(Recorded data)

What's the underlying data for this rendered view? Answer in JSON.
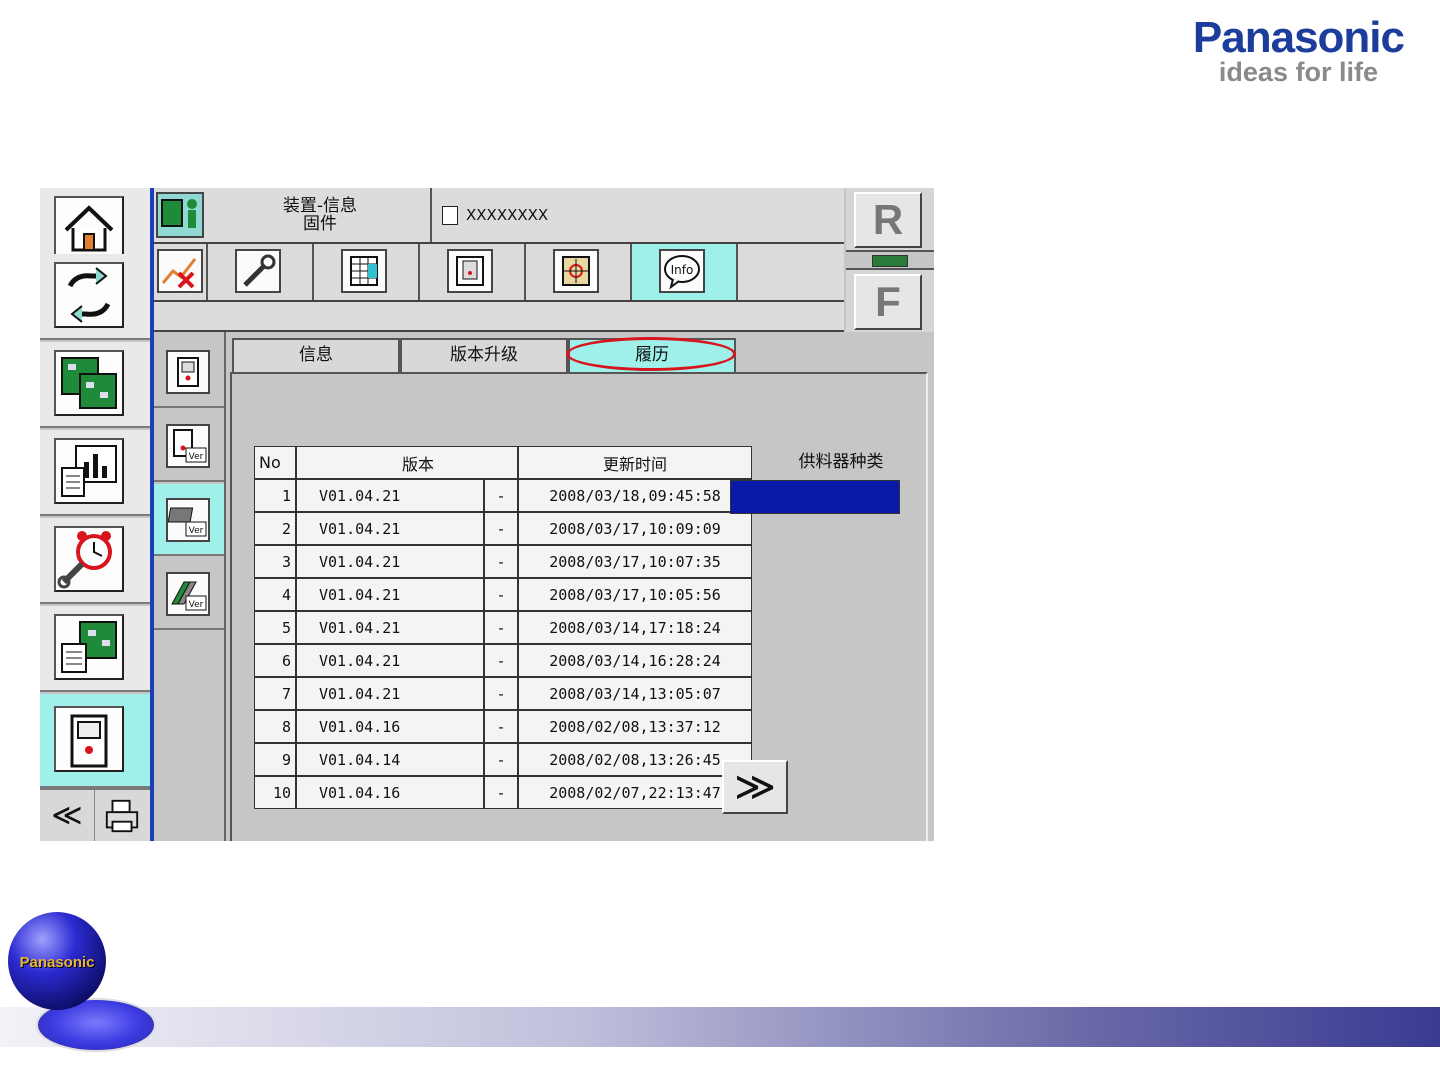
{
  "brand": {
    "name": "Panasonic",
    "tagline": "ideas for life",
    "logo_badge": "Panasonic"
  },
  "header": {
    "title_line1": "装置-信息",
    "title_line2": "固件",
    "document_name": "XXXXXXXX"
  },
  "right_panel": {
    "top_button": "R",
    "bottom_button": "F"
  },
  "tabs": [
    {
      "label": "信息",
      "active": false
    },
    {
      "label": "版本升级",
      "active": false
    },
    {
      "label": "履历",
      "active": true,
      "highlighted": true
    }
  ],
  "history": {
    "columns": {
      "no": "No",
      "version": "版本",
      "updated": "更新时间",
      "feeder": "供料器种类"
    },
    "rows": [
      {
        "no": "1",
        "version": "V01.04.21",
        "flag": "-",
        "updated": "2008/03/18,09:45:58"
      },
      {
        "no": "2",
        "version": "V01.04.21",
        "flag": "-",
        "updated": "2008/03/17,10:09:09"
      },
      {
        "no": "3",
        "version": "V01.04.21",
        "flag": "-",
        "updated": "2008/03/17,10:07:35"
      },
      {
        "no": "4",
        "version": "V01.04.21",
        "flag": "-",
        "updated": "2008/03/17,10:05:56"
      },
      {
        "no": "5",
        "version": "V01.04.21",
        "flag": "-",
        "updated": "2008/03/14,17:18:24"
      },
      {
        "no": "6",
        "version": "V01.04.21",
        "flag": "-",
        "updated": "2008/03/14,16:28:24"
      },
      {
        "no": "7",
        "version": "V01.04.21",
        "flag": "-",
        "updated": "2008/03/14,13:05:07"
      },
      {
        "no": "8",
        "version": "V01.04.16",
        "flag": "-",
        "updated": "2008/02/08,13:37:12"
      },
      {
        "no": "9",
        "version": "V01.04.14",
        "flag": "-",
        "updated": "2008/02/08,13:26:45"
      },
      {
        "no": "10",
        "version": "V01.04.16",
        "flag": "-",
        "updated": "2008/02/07,22:13:47"
      }
    ]
  },
  "buttons": {
    "scroll_down": "≫",
    "page_up": "≪",
    "info": "Info"
  },
  "colors": {
    "active": "#9ff0ea",
    "accent_blue": "#1a3fb8",
    "feeder_bar": "#0a1aa8",
    "highlight_ring": "#d8141c"
  }
}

# INSTRUCTIONS FOR THE TASK
Leave out the pictures and copy every record above exactly.

# WRITTEN ANSWER
What's the underlying data for this rendered view? Answer in JSON.
{
  "brand": {
    "name": "Panasonic",
    "tagline": "ideas for life",
    "logo_badge": "Panasonic"
  },
  "header": {
    "title_line1": "装置-信息",
    "title_line2": "固件",
    "document_name": "XXXXXXXX"
  },
  "right_panel": {
    "top_button": "R",
    "bottom_button": "F"
  },
  "tabs": [
    {
      "label": "信息",
      "active": false
    },
    {
      "label": "版本升级",
      "active": false
    },
    {
      "label": "履历",
      "active": true,
      "highlighted": true
    }
  ],
  "history": {
    "columns": {
      "no": "No",
      "version": "版本",
      "updated": "更新时间",
      "feeder": "供料器种类"
    },
    "rows": [
      {
        "no": "1",
        "version": "V01.04.21",
        "flag": "-",
        "updated": "2008/03/18,09:45:58"
      },
      {
        "no": "2",
        "version": "V01.04.21",
        "flag": "-",
        "updated": "2008/03/17,10:09:09"
      },
      {
        "no": "3",
        "version": "V01.04.21",
        "flag": "-",
        "updated": "2008/03/17,10:07:35"
      },
      {
        "no": "4",
        "version": "V01.04.21",
        "flag": "-",
        "updated": "2008/03/17,10:05:56"
      },
      {
        "no": "5",
        "version": "V01.04.21",
        "flag": "-",
        "updated": "2008/03/14,17:18:24"
      },
      {
        "no": "6",
        "version": "V01.04.21",
        "flag": "-",
        "updated": "2008/03/14,16:28:24"
      },
      {
        "no": "7",
        "version": "V01.04.21",
        "flag": "-",
        "updated": "2008/03/14,13:05:07"
      },
      {
        "no": "8",
        "version": "V01.04.16",
        "flag": "-",
        "updated": "2008/02/08,13:37:12"
      },
      {
        "no": "9",
        "version": "V01.04.14",
        "flag": "-",
        "updated": "2008/02/08,13:26:45"
      },
      {
        "no": "10",
        "version": "V01.04.16",
        "flag": "-",
        "updated": "2008/02/07,22:13:47"
      }
    ]
  },
  "buttons": {
    "scroll_down": "≫",
    "page_up": "≪",
    "info": "Info"
  },
  "colors": {
    "active": "#9ff0ea",
    "accent_blue": "#1a3fb8",
    "feeder_bar": "#0a1aa8",
    "highlight_ring": "#d8141c"
  }
}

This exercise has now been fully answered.